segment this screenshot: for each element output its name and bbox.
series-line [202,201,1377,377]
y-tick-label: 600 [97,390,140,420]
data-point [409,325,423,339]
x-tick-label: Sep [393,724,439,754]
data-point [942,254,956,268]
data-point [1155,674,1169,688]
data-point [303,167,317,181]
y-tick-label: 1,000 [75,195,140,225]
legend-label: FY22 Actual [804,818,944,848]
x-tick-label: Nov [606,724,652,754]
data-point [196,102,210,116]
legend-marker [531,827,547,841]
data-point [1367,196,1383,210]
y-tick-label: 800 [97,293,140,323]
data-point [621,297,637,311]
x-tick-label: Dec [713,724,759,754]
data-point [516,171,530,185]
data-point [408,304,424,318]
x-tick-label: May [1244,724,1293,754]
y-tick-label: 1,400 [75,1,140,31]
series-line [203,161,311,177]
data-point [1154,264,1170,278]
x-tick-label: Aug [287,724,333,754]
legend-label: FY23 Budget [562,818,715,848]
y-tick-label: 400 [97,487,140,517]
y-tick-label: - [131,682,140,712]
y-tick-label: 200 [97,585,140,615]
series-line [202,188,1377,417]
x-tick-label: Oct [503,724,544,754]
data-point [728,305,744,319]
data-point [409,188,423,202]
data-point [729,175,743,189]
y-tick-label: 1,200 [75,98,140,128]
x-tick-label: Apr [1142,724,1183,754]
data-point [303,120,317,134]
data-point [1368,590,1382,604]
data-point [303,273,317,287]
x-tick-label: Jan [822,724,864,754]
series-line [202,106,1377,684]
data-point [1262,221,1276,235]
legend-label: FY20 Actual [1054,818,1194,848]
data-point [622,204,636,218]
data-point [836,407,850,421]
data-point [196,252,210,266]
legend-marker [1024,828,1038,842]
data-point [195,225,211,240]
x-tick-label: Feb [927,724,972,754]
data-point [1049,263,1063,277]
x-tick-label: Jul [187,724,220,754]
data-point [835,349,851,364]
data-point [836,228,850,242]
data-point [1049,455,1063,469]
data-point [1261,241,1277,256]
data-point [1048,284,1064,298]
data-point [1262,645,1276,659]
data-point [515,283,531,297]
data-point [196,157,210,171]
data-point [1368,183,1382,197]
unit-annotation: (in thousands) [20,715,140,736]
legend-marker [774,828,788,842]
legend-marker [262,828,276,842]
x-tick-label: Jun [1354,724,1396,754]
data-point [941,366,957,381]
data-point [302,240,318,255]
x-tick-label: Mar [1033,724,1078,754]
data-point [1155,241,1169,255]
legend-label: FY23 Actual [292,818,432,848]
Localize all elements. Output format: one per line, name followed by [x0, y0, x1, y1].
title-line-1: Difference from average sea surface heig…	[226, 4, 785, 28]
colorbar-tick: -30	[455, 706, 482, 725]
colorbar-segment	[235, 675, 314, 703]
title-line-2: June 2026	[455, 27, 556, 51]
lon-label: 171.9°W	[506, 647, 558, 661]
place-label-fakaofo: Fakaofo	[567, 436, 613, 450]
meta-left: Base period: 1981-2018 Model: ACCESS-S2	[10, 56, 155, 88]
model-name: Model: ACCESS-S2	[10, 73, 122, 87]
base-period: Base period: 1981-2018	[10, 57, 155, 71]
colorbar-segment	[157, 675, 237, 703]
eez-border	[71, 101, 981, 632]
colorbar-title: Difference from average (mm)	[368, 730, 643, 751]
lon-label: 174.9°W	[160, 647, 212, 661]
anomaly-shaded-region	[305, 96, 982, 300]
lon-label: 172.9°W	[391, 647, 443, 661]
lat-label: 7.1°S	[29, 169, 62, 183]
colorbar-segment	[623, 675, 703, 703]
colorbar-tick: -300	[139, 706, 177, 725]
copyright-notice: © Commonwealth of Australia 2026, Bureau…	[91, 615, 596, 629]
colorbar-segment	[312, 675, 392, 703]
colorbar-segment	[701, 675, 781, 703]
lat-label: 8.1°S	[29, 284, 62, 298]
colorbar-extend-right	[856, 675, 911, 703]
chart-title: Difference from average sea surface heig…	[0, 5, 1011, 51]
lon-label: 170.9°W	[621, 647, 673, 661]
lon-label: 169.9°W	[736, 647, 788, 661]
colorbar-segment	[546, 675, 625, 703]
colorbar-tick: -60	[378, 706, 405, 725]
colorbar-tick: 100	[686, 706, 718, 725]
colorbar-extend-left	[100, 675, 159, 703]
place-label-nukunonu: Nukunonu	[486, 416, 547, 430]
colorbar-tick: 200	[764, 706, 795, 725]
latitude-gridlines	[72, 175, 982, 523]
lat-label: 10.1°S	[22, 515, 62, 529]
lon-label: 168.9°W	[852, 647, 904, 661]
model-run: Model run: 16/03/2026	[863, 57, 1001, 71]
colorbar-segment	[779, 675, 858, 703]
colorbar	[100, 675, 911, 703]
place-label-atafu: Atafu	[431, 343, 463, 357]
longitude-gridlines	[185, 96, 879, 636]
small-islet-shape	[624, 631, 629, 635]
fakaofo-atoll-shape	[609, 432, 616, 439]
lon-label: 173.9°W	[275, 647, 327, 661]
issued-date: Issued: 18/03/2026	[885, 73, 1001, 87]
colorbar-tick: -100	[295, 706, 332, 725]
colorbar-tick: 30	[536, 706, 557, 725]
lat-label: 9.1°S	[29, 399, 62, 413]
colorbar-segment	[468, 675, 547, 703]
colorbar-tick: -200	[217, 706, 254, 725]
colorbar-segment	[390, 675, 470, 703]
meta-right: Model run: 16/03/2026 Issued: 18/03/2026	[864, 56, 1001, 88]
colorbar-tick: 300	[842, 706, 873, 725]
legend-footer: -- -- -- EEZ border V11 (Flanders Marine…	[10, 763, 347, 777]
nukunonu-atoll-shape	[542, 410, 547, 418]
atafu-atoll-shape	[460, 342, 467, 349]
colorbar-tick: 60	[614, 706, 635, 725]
+---+
*Work to do*.
Count the lines in the records that contain the string "heig" and give only that number.

*Answer to this exercise*.
2